## GOAL
Go through the data below. Pull out every line that has the word "marker".

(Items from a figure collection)

------------------------------------------------

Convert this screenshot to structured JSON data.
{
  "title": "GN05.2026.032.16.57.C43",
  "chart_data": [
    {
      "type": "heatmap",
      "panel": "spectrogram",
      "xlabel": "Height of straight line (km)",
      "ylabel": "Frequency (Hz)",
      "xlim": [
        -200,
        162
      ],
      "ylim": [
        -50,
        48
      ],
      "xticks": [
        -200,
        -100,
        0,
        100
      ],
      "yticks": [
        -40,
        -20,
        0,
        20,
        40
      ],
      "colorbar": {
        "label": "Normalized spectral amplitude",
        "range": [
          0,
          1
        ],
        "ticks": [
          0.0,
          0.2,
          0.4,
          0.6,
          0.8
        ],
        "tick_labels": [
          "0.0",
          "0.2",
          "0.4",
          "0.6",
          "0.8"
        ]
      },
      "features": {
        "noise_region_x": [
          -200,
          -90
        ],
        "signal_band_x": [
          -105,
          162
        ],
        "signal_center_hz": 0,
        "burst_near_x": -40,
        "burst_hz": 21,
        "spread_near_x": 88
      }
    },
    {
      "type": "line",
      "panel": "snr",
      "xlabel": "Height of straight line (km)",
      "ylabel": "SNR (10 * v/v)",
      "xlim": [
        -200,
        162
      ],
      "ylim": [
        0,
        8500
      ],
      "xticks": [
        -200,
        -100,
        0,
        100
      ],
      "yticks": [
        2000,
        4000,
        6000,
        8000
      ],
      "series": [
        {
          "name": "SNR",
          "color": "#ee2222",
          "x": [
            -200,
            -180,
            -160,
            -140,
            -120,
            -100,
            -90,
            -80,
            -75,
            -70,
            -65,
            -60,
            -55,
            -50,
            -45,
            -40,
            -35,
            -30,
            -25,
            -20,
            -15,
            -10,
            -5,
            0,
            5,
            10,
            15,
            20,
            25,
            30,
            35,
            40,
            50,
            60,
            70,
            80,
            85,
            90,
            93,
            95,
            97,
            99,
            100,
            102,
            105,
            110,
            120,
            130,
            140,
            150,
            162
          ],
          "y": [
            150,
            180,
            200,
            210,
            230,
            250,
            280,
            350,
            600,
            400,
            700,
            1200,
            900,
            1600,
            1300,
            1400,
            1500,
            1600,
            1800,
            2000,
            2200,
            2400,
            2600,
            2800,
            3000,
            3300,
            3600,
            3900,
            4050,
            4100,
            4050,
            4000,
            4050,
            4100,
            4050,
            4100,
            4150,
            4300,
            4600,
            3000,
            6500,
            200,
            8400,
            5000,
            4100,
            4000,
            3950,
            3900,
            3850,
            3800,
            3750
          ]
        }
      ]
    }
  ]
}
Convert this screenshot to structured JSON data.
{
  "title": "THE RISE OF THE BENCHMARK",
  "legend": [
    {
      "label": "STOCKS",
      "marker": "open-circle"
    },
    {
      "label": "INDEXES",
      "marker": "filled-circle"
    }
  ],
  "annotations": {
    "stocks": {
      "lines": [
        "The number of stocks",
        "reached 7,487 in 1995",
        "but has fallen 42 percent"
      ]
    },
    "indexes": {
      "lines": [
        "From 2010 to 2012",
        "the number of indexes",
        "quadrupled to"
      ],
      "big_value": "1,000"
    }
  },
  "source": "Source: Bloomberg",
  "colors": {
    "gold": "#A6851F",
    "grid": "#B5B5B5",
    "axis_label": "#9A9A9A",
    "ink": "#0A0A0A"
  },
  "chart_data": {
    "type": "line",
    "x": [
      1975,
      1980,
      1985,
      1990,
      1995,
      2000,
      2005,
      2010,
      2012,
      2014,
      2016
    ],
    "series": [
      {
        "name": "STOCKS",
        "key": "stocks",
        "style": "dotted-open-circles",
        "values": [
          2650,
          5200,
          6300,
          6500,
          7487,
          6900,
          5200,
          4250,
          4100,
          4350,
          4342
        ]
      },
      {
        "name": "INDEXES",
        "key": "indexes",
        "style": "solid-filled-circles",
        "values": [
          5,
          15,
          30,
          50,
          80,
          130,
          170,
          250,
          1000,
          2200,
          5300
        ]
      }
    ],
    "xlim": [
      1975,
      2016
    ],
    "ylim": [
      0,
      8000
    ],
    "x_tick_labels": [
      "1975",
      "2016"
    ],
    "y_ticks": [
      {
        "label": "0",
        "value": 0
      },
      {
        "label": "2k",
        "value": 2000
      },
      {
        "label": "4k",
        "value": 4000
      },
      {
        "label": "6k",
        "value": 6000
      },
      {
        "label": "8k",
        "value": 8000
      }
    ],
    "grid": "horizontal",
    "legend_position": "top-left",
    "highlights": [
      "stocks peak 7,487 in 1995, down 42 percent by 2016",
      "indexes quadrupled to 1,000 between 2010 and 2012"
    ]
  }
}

------------------------------------------------

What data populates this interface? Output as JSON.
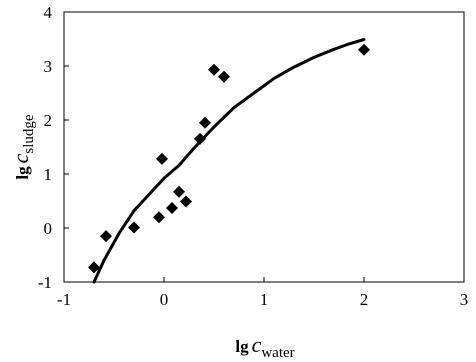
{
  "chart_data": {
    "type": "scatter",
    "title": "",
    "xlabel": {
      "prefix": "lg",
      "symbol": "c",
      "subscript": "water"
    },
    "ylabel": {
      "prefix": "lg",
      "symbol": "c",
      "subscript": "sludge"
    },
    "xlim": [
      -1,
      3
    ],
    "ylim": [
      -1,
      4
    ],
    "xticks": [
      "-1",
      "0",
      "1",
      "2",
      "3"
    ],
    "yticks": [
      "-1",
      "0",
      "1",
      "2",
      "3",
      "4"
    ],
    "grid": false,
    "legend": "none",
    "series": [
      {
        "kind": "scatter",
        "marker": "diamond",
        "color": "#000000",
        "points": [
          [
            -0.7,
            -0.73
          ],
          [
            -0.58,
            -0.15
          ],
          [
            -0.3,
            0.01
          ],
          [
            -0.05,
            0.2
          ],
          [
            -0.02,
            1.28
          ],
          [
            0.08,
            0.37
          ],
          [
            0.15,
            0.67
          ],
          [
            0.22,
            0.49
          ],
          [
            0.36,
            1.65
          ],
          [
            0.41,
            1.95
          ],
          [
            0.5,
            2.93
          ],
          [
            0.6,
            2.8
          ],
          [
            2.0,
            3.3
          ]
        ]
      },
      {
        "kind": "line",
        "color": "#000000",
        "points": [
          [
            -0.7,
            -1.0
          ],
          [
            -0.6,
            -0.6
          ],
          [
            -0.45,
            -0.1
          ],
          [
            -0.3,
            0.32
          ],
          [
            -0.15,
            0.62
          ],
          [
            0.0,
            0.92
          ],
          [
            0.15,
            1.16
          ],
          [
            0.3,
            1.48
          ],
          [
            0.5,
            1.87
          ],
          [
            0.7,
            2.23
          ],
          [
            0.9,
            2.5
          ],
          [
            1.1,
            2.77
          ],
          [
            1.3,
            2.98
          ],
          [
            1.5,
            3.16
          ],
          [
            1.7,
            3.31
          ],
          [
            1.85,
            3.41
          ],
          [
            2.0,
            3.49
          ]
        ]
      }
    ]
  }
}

------------------------------------------------

## EXERCISE ANSWER
      "marker": "open-circle"
      "marker": "filled-circle"
        "marker": "diamond",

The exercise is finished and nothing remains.